▶ **Goal**
Copy down every line where the string "xlabel" shows up.

▶ **Available data**
- - -

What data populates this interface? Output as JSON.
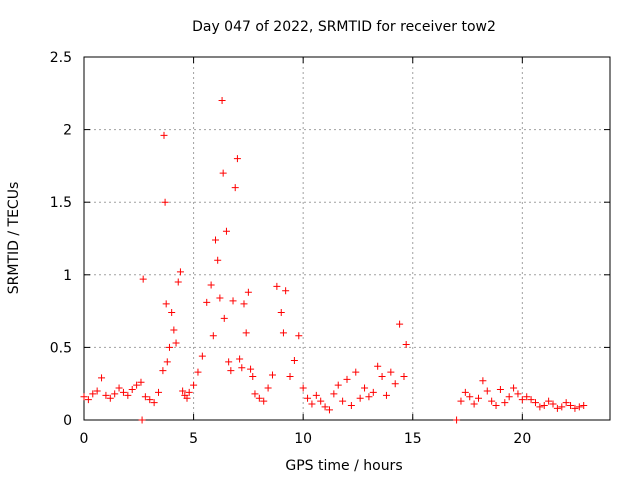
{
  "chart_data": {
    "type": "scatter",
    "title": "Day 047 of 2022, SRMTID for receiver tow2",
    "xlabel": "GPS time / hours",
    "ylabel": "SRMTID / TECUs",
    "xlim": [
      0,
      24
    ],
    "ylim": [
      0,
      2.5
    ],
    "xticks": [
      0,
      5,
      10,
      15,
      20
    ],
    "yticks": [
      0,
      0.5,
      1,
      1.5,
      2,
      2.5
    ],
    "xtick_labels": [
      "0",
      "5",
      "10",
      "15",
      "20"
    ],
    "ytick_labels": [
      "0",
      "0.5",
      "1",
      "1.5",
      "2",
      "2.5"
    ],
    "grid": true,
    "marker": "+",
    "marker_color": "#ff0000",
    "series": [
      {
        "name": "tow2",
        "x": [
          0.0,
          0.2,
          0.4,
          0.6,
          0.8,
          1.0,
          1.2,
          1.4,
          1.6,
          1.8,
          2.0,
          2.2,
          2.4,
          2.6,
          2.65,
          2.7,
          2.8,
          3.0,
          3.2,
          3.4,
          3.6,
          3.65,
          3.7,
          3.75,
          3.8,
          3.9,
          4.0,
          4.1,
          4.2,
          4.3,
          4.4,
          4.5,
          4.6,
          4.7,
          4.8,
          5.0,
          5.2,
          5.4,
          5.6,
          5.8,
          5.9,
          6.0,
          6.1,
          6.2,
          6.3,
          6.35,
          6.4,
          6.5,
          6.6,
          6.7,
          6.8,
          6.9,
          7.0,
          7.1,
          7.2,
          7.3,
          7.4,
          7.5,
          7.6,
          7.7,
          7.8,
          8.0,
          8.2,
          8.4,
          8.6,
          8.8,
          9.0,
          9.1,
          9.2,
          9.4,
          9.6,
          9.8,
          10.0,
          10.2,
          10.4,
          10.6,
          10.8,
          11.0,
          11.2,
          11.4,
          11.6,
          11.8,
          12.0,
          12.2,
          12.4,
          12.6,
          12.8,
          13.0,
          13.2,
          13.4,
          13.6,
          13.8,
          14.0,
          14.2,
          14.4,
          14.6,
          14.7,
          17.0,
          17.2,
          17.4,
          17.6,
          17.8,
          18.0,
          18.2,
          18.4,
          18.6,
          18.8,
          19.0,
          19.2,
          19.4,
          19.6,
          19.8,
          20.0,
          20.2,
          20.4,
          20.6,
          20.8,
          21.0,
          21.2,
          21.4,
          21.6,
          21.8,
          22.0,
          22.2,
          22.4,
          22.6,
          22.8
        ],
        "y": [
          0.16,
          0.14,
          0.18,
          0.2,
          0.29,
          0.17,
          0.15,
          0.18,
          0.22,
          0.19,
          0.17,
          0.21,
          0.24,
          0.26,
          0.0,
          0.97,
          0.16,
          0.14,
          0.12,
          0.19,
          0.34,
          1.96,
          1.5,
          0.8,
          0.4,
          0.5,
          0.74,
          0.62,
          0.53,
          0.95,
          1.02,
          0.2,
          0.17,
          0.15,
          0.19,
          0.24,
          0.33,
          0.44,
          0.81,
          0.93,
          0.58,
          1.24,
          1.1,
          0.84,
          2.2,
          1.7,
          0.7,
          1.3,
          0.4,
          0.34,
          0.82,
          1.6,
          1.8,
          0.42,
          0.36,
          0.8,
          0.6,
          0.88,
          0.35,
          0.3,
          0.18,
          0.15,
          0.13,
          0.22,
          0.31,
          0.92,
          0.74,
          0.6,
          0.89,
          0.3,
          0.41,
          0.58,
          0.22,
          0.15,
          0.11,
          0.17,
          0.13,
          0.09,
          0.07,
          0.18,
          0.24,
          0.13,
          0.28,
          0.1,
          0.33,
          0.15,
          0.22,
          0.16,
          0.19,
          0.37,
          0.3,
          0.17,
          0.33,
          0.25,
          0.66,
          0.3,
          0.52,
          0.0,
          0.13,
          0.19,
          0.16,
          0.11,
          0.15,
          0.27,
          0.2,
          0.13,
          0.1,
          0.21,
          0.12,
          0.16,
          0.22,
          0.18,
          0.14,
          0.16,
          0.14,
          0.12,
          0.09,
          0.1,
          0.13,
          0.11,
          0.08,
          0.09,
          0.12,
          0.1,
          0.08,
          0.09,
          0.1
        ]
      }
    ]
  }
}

- - -

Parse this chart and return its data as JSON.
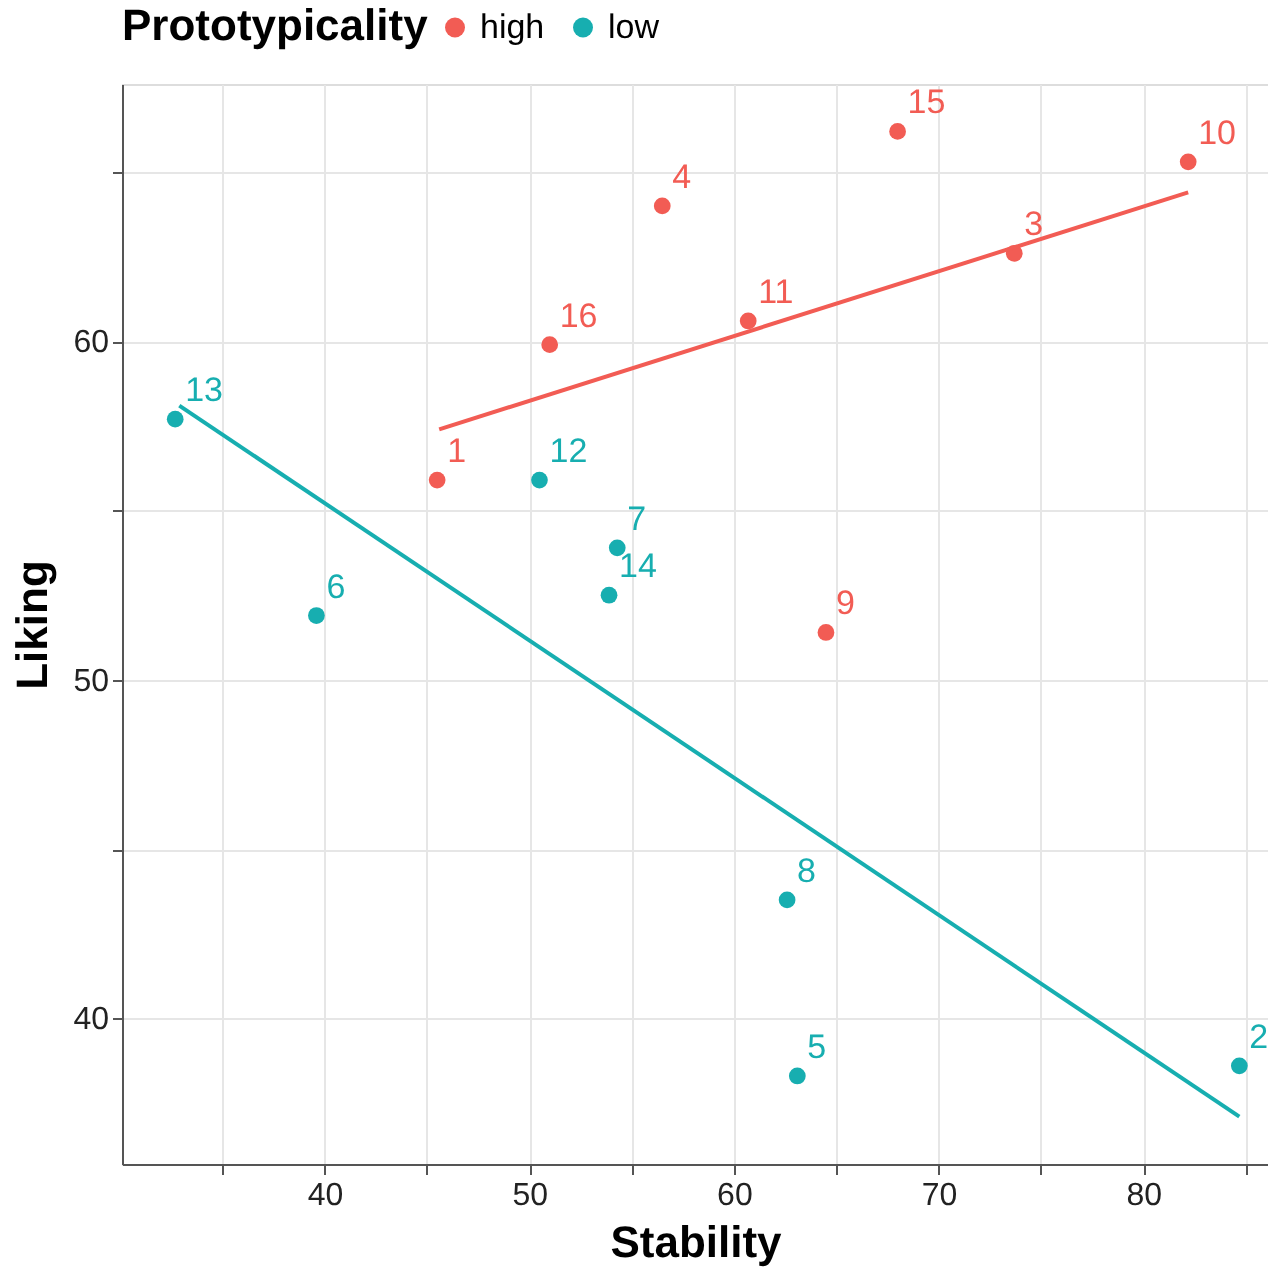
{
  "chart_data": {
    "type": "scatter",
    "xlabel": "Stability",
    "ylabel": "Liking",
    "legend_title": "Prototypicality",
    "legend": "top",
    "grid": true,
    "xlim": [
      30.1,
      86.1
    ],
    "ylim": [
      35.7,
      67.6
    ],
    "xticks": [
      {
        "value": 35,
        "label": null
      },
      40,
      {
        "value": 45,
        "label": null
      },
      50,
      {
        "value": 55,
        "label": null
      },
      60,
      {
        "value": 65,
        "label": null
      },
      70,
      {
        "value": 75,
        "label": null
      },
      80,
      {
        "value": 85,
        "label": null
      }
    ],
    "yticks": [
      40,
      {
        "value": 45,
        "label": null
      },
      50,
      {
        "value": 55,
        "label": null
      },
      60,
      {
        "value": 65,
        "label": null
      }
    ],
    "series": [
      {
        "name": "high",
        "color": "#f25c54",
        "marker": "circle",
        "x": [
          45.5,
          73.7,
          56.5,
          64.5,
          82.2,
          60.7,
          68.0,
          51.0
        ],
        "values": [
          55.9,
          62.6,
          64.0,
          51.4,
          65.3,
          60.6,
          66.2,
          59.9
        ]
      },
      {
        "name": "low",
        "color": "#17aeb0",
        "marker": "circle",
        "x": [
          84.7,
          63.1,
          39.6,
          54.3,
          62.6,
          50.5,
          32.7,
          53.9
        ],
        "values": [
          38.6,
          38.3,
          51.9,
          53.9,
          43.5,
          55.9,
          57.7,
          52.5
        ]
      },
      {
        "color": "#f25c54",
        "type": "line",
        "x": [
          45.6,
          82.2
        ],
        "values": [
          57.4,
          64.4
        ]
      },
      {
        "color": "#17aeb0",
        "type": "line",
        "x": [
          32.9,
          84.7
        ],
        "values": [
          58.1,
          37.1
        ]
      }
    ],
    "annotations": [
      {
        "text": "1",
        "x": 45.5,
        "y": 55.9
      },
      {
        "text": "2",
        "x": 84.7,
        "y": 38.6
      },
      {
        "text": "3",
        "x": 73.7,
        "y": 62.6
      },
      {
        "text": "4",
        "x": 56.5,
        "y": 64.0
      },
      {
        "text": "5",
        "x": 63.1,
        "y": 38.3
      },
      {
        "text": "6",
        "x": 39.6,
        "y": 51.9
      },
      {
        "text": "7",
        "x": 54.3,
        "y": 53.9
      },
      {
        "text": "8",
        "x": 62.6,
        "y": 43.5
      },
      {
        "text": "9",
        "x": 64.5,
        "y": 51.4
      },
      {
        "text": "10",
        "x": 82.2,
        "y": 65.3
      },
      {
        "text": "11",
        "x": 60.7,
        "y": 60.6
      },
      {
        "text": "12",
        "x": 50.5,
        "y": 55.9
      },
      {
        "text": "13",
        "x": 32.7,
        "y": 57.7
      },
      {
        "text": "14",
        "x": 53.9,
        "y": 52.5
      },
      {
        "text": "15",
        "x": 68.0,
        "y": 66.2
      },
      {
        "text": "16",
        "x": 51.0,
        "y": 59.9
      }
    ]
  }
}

- - -

▶ **Task output**
    "xlabel": "GPS time / hours",
    "xlabel": "Stability",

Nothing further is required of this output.